* **Objective**:
Begin at the line with "OCR this image." and output every line through the end of the records, exactly as given. Omit pictures.

* **Task input**:
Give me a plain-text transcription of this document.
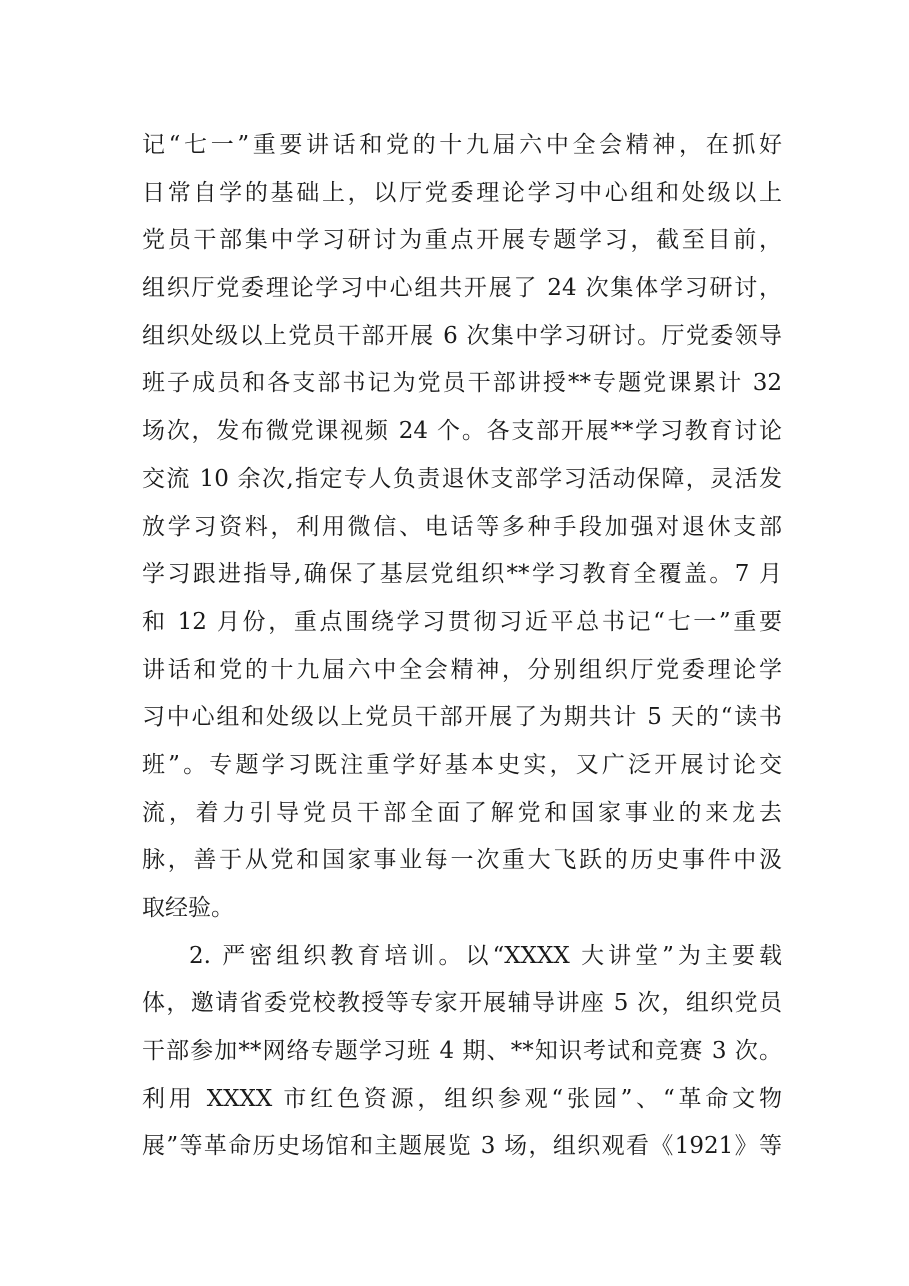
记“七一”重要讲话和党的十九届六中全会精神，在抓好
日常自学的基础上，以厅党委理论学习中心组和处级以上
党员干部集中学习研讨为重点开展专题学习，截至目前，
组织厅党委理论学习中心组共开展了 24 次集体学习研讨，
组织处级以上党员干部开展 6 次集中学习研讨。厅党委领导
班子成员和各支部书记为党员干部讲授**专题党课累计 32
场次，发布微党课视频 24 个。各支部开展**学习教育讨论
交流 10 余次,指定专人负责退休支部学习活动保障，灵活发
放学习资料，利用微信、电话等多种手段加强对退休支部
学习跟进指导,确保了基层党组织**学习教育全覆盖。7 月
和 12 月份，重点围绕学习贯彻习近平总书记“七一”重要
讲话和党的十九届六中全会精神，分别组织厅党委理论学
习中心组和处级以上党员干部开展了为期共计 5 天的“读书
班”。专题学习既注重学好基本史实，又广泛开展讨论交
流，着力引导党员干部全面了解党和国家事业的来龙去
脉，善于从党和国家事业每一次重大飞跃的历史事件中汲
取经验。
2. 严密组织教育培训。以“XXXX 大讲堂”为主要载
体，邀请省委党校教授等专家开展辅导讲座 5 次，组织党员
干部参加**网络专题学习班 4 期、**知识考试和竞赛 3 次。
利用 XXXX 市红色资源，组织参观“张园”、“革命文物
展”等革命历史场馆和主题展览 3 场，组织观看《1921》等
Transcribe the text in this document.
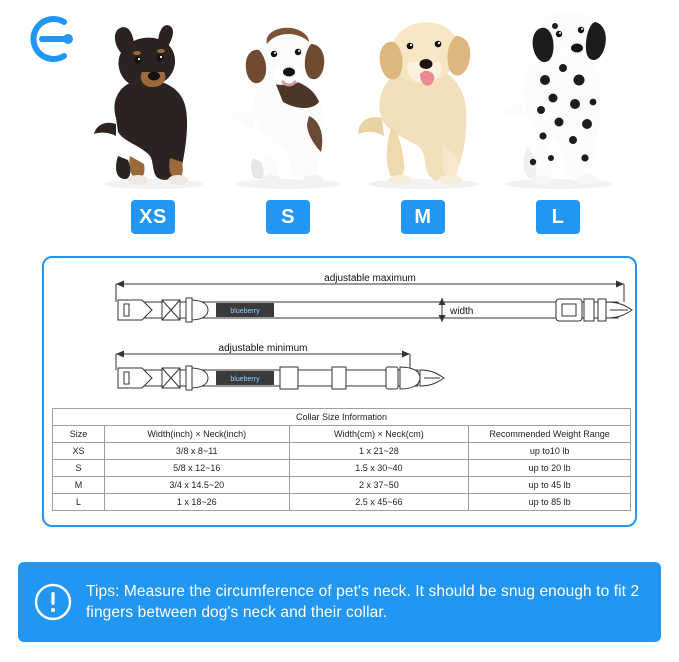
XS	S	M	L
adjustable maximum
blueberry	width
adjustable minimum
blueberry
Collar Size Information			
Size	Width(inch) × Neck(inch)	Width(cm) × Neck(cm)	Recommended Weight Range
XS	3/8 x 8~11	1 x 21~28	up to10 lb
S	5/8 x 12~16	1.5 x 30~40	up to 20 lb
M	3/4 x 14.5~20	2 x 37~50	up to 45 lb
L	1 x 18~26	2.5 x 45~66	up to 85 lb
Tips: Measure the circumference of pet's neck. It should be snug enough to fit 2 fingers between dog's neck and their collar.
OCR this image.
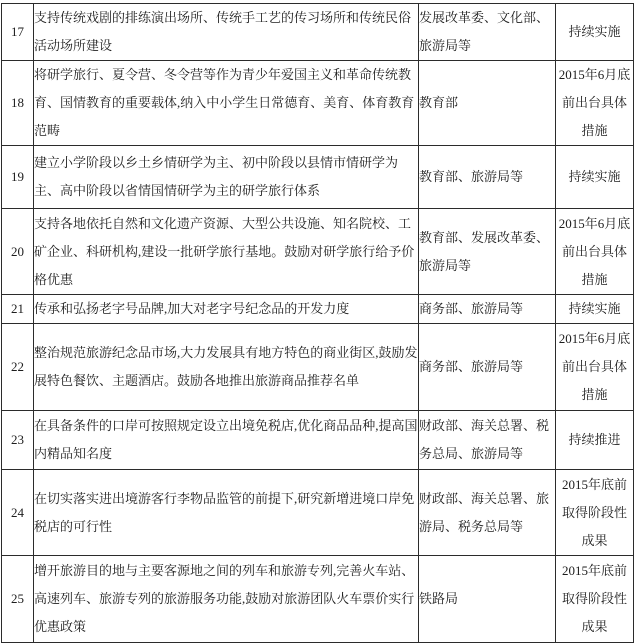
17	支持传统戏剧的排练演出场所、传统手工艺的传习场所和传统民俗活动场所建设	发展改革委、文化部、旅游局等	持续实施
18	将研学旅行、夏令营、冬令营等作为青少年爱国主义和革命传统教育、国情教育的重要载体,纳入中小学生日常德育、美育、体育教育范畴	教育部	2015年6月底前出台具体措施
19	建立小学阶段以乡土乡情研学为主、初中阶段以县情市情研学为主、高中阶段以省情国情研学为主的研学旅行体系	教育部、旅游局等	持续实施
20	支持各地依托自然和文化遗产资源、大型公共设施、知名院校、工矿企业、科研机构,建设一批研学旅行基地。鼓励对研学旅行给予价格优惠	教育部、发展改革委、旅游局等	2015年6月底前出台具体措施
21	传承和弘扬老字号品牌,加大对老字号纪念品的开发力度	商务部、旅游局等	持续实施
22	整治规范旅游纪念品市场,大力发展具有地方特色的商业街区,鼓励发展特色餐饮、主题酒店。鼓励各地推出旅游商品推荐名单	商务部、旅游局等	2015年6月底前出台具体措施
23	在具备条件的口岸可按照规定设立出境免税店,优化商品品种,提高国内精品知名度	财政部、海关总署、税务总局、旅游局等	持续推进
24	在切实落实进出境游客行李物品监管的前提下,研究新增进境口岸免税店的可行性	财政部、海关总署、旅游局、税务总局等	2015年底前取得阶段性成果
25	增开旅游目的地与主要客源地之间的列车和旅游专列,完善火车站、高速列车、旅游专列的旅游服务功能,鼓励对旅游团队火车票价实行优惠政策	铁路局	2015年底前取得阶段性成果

* **The result**:
OCR this image.
17	支持传统戏剧的排练演出场所、传统手工艺的传习场所和传统民俗活动场所建设	发展改革委、文化部、旅游局等	持续实施
18	将研学旅行、夏令营、冬令营等作为青少年爱国主义和革命传统教育、国情教育的重要载体,纳入中小学生日常德育、美育、体育教育范畴	教育部	2015年6月底前出台具体措施
19	建立小学阶段以乡土乡情研学为主、初中阶段以县情市情研学为主、高中阶段以省情国情研学为主的研学旅行体系	教育部、旅游局等	持续实施
20	支持各地依托自然和文化遗产资源、大型公共设施、知名院校、工矿企业、科研机构,建设一批研学旅行基地。鼓励对研学旅行给予价格优惠	教育部、发展改革委、旅游局等	2015年6月底前出台具体措施
21	传承和弘扬老字号品牌,加大对老字号纪念品的开发力度	商务部、旅游局等	持续实施
22	整治规范旅游纪念品市场,大力发展具有地方特色的商业街区,鼓励发展特色餐饮、主题酒店。鼓励各地推出旅游商品推荐名单	商务部、旅游局等	2015年6月底前出台具体措施
23	在具备条件的口岸可按照规定设立出境免税店,优化商品品种,提高国内精品知名度	财政部、海关总署、税务总局、旅游局等	持续推进
24	在切实落实进出境游客行李物品监管的前提下,研究新增进境口岸免税店的可行性	财政部、海关总署、旅游局、税务总局等	2015年底前取得阶段性成果
25	增开旅游目的地与主要客源地之间的列车和旅游专列,完善火车站、高速列车、旅游专列的旅游服务功能,鼓励对旅游团队火车票价实行优惠政策	铁路局	2015年底前取得阶段性成果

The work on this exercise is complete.